[Problem]: Reproduce the full listing that appears beneath this instruction exactly.

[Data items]
start
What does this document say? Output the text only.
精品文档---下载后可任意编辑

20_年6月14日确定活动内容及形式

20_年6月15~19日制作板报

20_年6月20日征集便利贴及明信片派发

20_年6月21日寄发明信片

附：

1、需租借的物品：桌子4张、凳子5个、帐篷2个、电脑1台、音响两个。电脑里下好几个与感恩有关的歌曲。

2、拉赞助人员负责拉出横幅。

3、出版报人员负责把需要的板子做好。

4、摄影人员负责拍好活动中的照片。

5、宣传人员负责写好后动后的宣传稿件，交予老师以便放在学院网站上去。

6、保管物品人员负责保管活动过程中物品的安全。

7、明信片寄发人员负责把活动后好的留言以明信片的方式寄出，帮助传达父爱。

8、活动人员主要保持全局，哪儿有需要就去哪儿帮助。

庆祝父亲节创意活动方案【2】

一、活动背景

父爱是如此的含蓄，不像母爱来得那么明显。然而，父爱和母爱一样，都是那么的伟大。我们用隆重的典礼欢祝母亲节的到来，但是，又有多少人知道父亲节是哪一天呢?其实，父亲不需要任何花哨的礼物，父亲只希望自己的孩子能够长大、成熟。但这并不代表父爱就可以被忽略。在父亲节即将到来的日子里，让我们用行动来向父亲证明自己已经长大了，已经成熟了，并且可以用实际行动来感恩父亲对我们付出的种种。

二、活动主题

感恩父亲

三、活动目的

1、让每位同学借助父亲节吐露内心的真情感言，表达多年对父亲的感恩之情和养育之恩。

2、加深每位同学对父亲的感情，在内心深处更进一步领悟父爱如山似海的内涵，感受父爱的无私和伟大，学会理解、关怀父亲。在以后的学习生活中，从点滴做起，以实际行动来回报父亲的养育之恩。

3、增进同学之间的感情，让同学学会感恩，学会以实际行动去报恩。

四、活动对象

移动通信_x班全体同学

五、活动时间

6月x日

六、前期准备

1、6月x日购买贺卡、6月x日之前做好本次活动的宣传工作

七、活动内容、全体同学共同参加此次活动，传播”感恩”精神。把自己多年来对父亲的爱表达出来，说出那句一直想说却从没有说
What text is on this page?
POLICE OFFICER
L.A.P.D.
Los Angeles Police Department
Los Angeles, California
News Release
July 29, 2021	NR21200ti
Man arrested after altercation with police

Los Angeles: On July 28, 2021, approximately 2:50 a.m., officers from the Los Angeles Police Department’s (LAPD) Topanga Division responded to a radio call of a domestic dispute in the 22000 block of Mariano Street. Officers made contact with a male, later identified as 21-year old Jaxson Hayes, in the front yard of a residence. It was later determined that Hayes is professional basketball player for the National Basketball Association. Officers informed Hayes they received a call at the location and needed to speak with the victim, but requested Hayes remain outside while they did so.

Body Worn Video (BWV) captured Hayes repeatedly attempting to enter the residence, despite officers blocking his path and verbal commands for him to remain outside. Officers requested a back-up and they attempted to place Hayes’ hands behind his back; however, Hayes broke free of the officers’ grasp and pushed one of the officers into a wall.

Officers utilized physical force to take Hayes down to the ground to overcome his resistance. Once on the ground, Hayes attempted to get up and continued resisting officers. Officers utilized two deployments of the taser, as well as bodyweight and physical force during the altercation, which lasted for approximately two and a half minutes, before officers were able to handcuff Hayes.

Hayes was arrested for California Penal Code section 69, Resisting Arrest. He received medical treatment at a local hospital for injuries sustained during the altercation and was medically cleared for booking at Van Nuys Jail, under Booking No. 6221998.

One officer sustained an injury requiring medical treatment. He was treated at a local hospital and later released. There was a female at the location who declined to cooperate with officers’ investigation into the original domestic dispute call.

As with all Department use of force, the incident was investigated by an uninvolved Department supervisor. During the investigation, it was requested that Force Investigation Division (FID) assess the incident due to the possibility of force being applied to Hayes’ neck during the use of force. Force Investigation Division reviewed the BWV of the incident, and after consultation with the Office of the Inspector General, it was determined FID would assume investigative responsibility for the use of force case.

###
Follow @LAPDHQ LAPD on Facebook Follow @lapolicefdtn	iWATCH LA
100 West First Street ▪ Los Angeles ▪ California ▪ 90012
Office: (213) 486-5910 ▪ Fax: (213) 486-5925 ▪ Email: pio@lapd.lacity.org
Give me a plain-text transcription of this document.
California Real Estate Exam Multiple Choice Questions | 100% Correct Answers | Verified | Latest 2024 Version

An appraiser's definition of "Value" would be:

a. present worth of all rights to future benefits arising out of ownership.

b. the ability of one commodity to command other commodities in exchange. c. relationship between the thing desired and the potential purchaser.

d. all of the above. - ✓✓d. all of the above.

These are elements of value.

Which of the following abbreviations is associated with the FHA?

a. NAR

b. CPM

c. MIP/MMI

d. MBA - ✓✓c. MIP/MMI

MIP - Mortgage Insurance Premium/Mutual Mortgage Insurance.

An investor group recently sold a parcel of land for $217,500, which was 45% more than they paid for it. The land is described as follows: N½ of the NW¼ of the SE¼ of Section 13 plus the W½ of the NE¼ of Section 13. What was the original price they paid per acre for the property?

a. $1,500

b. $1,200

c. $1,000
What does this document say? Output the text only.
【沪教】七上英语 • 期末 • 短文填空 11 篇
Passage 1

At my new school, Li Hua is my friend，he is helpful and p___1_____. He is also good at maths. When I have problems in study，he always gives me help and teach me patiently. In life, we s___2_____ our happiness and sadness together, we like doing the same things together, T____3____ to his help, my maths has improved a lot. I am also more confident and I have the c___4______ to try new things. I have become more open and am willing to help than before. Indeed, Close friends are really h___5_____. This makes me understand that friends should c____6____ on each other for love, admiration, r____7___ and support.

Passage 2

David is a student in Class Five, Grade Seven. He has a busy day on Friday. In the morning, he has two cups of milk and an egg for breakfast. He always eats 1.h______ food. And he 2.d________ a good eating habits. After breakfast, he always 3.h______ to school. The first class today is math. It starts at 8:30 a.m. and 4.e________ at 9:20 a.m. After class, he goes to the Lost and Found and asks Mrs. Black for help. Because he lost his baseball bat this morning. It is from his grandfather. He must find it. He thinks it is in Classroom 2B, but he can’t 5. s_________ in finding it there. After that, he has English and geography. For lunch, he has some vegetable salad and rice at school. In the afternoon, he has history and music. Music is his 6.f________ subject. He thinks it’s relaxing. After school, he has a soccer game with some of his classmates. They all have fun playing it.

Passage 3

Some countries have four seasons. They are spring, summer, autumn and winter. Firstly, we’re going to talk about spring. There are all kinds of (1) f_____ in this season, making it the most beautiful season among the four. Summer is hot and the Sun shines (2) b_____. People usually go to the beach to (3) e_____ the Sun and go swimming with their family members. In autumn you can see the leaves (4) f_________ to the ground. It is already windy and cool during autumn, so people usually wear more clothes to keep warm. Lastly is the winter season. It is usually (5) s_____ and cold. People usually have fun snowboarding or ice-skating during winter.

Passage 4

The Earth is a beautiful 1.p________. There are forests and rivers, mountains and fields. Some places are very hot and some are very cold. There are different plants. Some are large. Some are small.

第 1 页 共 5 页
end
[Solution for this task]:
What does this document say? Output the text only.
精品文档---下载后可任意编辑

20_年6月14日确定活动内容及形式

20_年6月15~19日制作板报

20_年6月20日征集便利贴及明信片派发

20_年6月21日寄发明信片

附：

1、需租借的物品：桌子4张、凳子5个、帐篷2个、电脑1台、音响两个。电脑里下好几个与感恩有关的歌曲。

2、拉赞助人员负责拉出横幅。

3、出版报人员负责把需要的板子做好。

4、摄影人员负责拍好活动中的照片。

5、宣传人员负责写好后动后的宣传稿件，交予老师以便放在学院网站上去。

6、保管物品人员负责保管活动过程中物品的安全。

7、明信片寄发人员负责把活动后好的留言以明信片的方式寄出，帮助传达父爱。

8、活动人员主要保持全局，哪儿有需要就去哪儿帮助。

庆祝父亲节创意活动方案【2】

一、活动背景

父爱是如此的含蓄，不像母爱来得那么明显。然而，父爱和母爱一样，都是那么的伟大。我们用隆重的典礼欢祝母亲节的到来，但是，又有多少人知道父亲节是哪一天呢?其实，父亲不需要任何花哨的礼物，父亲只希望自己的孩子能够长大、成熟。但这并不代表父爱就可以被忽略。在父亲节即将到来的日子里，让我们用行动来向父亲证明自己已经长大了，已经成熟了，并且可以用实际行动来感恩父亲对我们付出的种种。

二、活动主题

感恩父亲

三、活动目的

1、让每位同学借助父亲节吐露内心的真情感言，表达多年对父亲的感恩之情和养育之恩。

2、加深每位同学对父亲的感情，在内心深处更进一步领悟父爱如山似海的内涵，感受父爱的无私和伟大，学会理解、关怀父亲。在以后的学习生活中，从点滴做起，以实际行动来回报父亲的养育之恩。

3、增进同学之间的感情，让同学学会感恩，学会以实际行动去报恩。

四、活动对象

移动通信_x班全体同学

五、活动时间

6月x日

六、前期准备

1、6月x日购买贺卡、6月x日之前做好本次活动的宣传工作

七、活动内容、全体同学共同参加此次活动，传播”感恩”精神。把自己多年来对父亲的爱表达出来，说出那句一直想说却从没有说
What text is on this page?
POLICE OFFICER
L.A.P.D.
Los Angeles Police Department
Los Angeles, California
News Release
July 29, 2021	NR21200ti
Man arrested after altercation with police

Los Angeles: On July 28, 2021, approximately 2:50 a.m., officers from the Los Angeles Police Department’s (LAPD) Topanga Division responded to a radio call of a domestic dispute in the 22000 block of Mariano Street. Officers made contact with a male, later identified as 21-year old Jaxson Hayes, in the front yard of a residence. It was later determined that Hayes is professional basketball player for the National Basketball Association. Officers informed Hayes they received a call at the location and needed to speak with the victim, but requested Hayes remain outside while they did so.

Body Worn Video (BWV) captured Hayes repeatedly attempting to enter the residence, despite officers blocking his path and verbal commands for him to remain outside. Officers requested a back-up and they attempted to place Hayes’ hands behind his back; however, Hayes broke free of the officers’ grasp and pushed one of the officers into a wall.

Officers utilized physical force to take Hayes down to the ground to overcome his resistance. Once on the ground, Hayes attempted to get up and continued resisting officers. Officers utilized two deployments of the taser, as well as bodyweight and physical force during the altercation, which lasted for approximately two and a half minutes, before officers were able to handcuff Hayes.

Hayes was arrested for California Penal Code section 69, Resisting Arrest. He received medical treatment at a local hospital for injuries sustained during the altercation and was medically cleared for booking at Van Nuys Jail, under Booking No. 6221998.

One officer sustained an injury requiring medical treatment. He was treated at a local hospital and later released. There was a female at the location who declined to cooperate with officers’ investigation into the original domestic dispute call.

As with all Department use of force, the incident was investigated by an uninvolved Department supervisor. During the investigation, it was requested that Force Investigation Division (FID) assess the incident due to the possibility of force being applied to Hayes’ neck during the use of force. Force Investigation Division reviewed the BWV of the incident, and after consultation with the Office of the Inspector General, it was determined FID would assume investigative responsibility for the use of force case.

###
Follow @LAPDHQ LAPD on Facebook Follow @lapolicefdtn	iWATCH LA
100 West First Street ▪ Los Angeles ▪ California ▪ 90012
Office: (213) 486-5910 ▪ Fax: (213) 486-5925 ▪ Email: pio@lapd.lacity.org
Give me a plain-text transcription of this document.
California Real Estate Exam Multiple Choice Questions | 100% Correct Answers | Verified | Latest 2024 Version

An appraiser's definition of "Value" would be:

a. present worth of all rights to future benefits arising out of ownership.

b. the ability of one commodity to command other commodities in exchange. c. relationship between the thing desired and the potential purchaser.

d. all of the above. - ✓✓d. all of the above.

These are elements of value.

Which of the following abbreviations is associated with the FHA?

a. NAR

b. CPM

c. MIP/MMI

d. MBA - ✓✓c. MIP/MMI

MIP - Mortgage Insurance Premium/Mutual Mortgage Insurance.

An investor group recently sold a parcel of land for $217,500, which was 45% more than they paid for it. The land is described as follows: N½ of the NW¼ of the SE¼ of Section 13 plus the W½ of the NE¼ of Section 13. What was the original price they paid per acre for the property?

a. $1,500

b. $1,200

c. $1,000
What does this document say? Output the text only.
【沪教】七上英语 • 期末 • 短文填空 11 篇
Passage 1

At my new school, Li Hua is my friend，he is helpful and p___1_____. He is also good at maths. When I have problems in study，he always gives me help and teach me patiently. In life, we s___2_____ our happiness and sadness together, we like doing the same things together, T____3____ to his help, my maths has improved a lot. I am also more confident and I have the c___4______ to try new things. I have become more open and am willing to help than before. Indeed, Close friends are really h___5_____. This makes me understand that friends should c____6____ on each other for love, admiration, r____7___ and support.

Passage 2

David is a student in Class Five, Grade Seven. He has a busy day on Friday. In the morning, he has two cups of milk and an egg for breakfast. He always eats 1.h______ food. And he 2.d________ a good eating habits. After breakfast, he always 3.h______ to school. The first class today is math. It starts at 8:30 a.m. and 4.e________ at 9:20 a.m. After class, he goes to the Lost and Found and asks Mrs. Black for help. Because he lost his baseball bat this morning. It is from his grandfather. He must find it. He thinks it is in Classroom 2B, but he can’t 5. s_________ in finding it there. After that, he has English and geography. For lunch, he has some vegetable salad and rice at school. In the afternoon, he has history and music. Music is his 6.f________ subject. He thinks it’s relaxing. After school, he has a soccer game with some of his classmates. They all have fun playing it.

Passage 3

Some countries have four seasons. They are spring, summer, autumn and winter. Firstly, we’re going to talk about spring. There are all kinds of (1) f_____ in this season, making it the most beautiful season among the four. Summer is hot and the Sun shines (2) b_____. People usually go to the beach to (3) e_____ the Sun and go swimming with their family members. In autumn you can see the leaves (4) f_________ to the ground. It is already windy and cool during autumn, so people usually wear more clothes to keep warm. Lastly is the winter season. It is usually (5) s_____ and cold. People usually have fun snowboarding or ice-skating during winter.

Passage 4

The Earth is a beautiful 1.p________. There are forests and rivers, mountains and fields. Some places are very hot and some are very cold. There are different plants. Some are large. Some are small.

第 1 页 共 5 页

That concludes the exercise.